Goal> Output all entries verbatim. Skip pictures.

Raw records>
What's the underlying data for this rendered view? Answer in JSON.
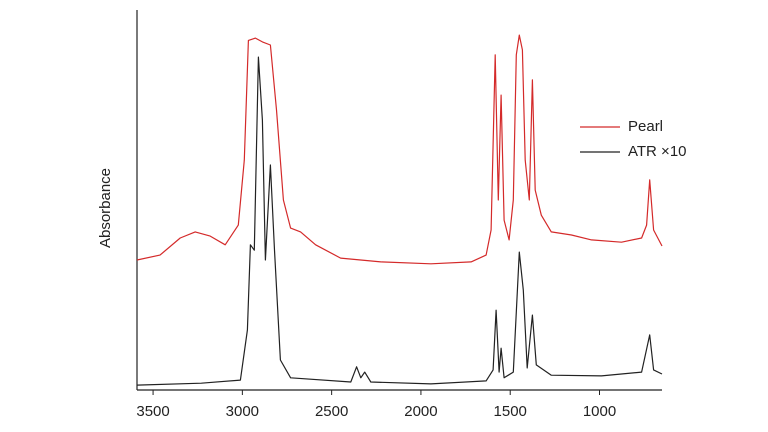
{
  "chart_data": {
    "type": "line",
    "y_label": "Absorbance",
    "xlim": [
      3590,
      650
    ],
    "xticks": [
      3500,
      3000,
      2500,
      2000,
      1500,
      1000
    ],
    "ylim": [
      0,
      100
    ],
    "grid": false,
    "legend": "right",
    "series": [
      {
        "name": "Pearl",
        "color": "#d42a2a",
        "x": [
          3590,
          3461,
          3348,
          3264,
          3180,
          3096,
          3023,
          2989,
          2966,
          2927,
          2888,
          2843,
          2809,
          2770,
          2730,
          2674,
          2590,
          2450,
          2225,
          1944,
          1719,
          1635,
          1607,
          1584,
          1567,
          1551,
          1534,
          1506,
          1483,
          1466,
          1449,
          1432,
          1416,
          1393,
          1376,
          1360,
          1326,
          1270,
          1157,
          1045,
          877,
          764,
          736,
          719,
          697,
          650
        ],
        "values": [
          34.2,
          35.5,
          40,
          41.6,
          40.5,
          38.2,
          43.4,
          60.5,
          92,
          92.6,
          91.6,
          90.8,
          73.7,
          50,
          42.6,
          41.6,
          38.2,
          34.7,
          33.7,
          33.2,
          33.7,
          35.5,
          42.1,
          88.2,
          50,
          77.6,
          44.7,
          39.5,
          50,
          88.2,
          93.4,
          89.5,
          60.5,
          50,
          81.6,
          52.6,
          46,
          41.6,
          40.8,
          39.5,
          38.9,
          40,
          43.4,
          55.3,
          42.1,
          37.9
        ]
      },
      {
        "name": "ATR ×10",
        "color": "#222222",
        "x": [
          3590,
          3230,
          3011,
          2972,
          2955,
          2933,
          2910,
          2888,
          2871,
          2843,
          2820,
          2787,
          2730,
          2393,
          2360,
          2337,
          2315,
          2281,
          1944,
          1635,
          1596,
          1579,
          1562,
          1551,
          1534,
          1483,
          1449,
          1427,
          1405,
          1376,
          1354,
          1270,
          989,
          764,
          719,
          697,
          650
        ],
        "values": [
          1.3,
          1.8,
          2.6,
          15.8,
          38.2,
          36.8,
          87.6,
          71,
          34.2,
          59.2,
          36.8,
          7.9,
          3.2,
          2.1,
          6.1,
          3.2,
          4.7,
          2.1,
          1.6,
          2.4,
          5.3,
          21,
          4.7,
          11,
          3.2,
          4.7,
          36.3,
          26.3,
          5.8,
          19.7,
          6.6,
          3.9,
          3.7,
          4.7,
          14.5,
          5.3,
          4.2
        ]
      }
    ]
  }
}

The answer>
What's the underlying data for this rendered view? Answer in JSON.
{
  "chart_data": {
    "type": "line",
    "y_label": "Absorbance",
    "xlim": [
      3590,
      650
    ],
    "xticks": [
      3500,
      3000,
      2500,
      2000,
      1500,
      1000
    ],
    "ylim": [
      0,
      100
    ],
    "grid": false,
    "legend": "right",
    "series": [
      {
        "name": "Pearl",
        "color": "#d42a2a",
        "x": [
          3590,
          3461,
          3348,
          3264,
          3180,
          3096,
          3023,
          2989,
          2966,
          2927,
          2888,
          2843,
          2809,
          2770,
          2730,
          2674,
          2590,
          2450,
          2225,
          1944,
          1719,
          1635,
          1607,
          1584,
          1567,
          1551,
          1534,
          1506,
          1483,
          1466,
          1449,
          1432,
          1416,
          1393,
          1376,
          1360,
          1326,
          1270,
          1157,
          1045,
          877,
          764,
          736,
          719,
          697,
          650
        ],
        "values": [
          34.2,
          35.5,
          40,
          41.6,
          40.5,
          38.2,
          43.4,
          60.5,
          92,
          92.6,
          91.6,
          90.8,
          73.7,
          50,
          42.6,
          41.6,
          38.2,
          34.7,
          33.7,
          33.2,
          33.7,
          35.5,
          42.1,
          88.2,
          50,
          77.6,
          44.7,
          39.5,
          50,
          88.2,
          93.4,
          89.5,
          60.5,
          50,
          81.6,
          52.6,
          46,
          41.6,
          40.8,
          39.5,
          38.9,
          40,
          43.4,
          55.3,
          42.1,
          37.9
        ]
      },
      {
        "name": "ATR ×10",
        "color": "#222222",
        "x": [
          3590,
          3230,
          3011,
          2972,
          2955,
          2933,
          2910,
          2888,
          2871,
          2843,
          2820,
          2787,
          2730,
          2393,
          2360,
          2337,
          2315,
          2281,
          1944,
          1635,
          1596,
          1579,
          1562,
          1551,
          1534,
          1483,
          1449,
          1427,
          1405,
          1376,
          1354,
          1270,
          989,
          764,
          719,
          697,
          650
        ],
        "values": [
          1.3,
          1.8,
          2.6,
          15.8,
          38.2,
          36.8,
          87.6,
          71,
          34.2,
          59.2,
          36.8,
          7.9,
          3.2,
          2.1,
          6.1,
          3.2,
          4.7,
          2.1,
          1.6,
          2.4,
          5.3,
          21,
          4.7,
          11,
          3.2,
          4.7,
          36.3,
          26.3,
          5.8,
          19.7,
          6.6,
          3.9,
          3.7,
          4.7,
          14.5,
          5.3,
          4.2
        ]
      }
    ]
  }
}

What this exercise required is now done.